WORK TO DO | Copy out every line that contains the word "your".

— begin —

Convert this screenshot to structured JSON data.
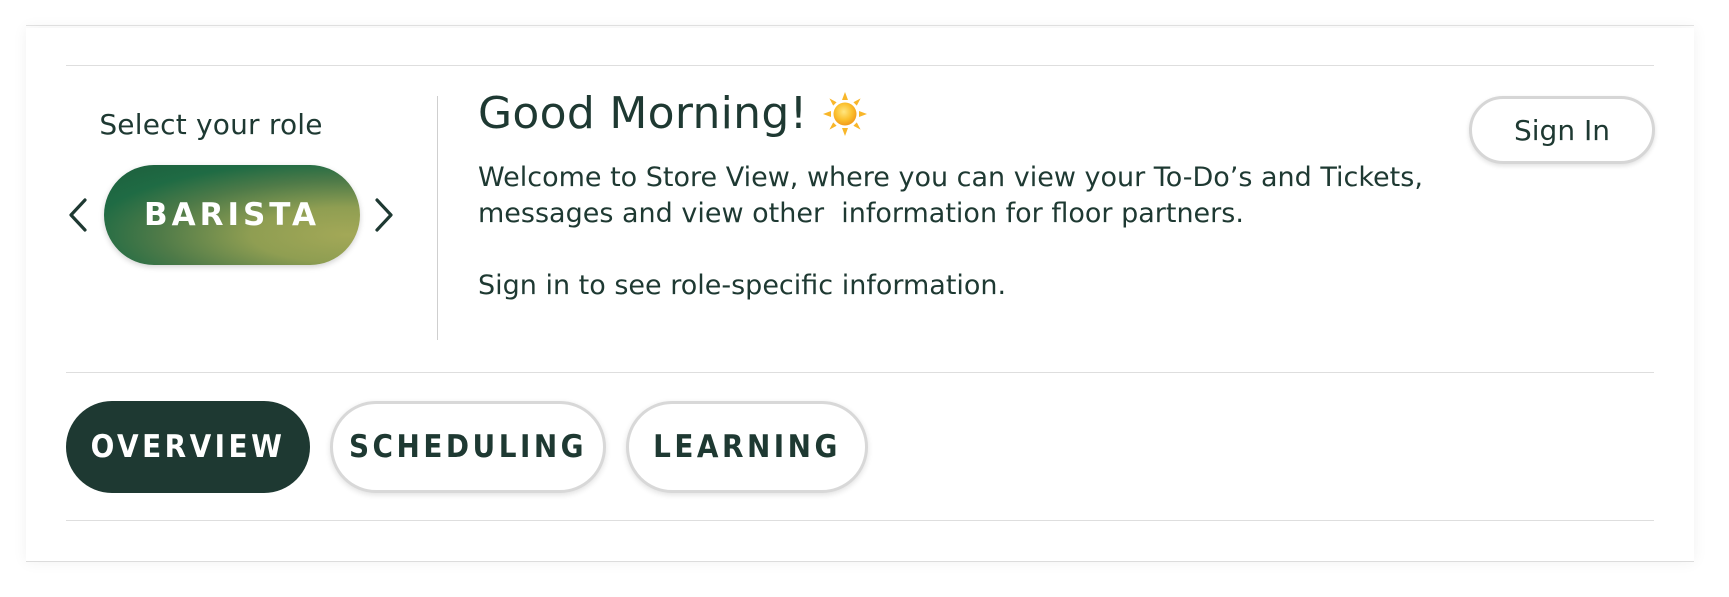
{
  "role_selector": {
    "label": "Select your role",
    "current_role": "BARISTA",
    "prev_icon": "chevron-left-icon",
    "next_icon": "chevron-right-icon"
  },
  "greeting": {
    "title": "Good Morning!",
    "icon": "sun-icon"
  },
  "welcome": {
    "line1": "Welcome to Store View, where you can view your To-Do’s and Tickets,",
    "line2": "messages and view other  information for floor partners.",
    "hint": "Sign in to see role-specific information."
  },
  "auth": {
    "sign_in_label": "Sign In"
  },
  "tabs": [
    {
      "label": "OVERVIEW",
      "active": true
    },
    {
      "label": "SCHEDULING",
      "active": false
    },
    {
      "label": "LEARNING",
      "active": false
    }
  ],
  "colors": {
    "brand_dark_green": "#1e3932",
    "brand_green": "#1d5e3c",
    "accent_olive": "#a3a857",
    "border_gray": "#d8d8d8"
  }
}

— end —

FINISHED ANSWER |
    "label": "Select your role",
    "line1": "Welcome to Store View, where you can view your To-Do’s and Tickets,",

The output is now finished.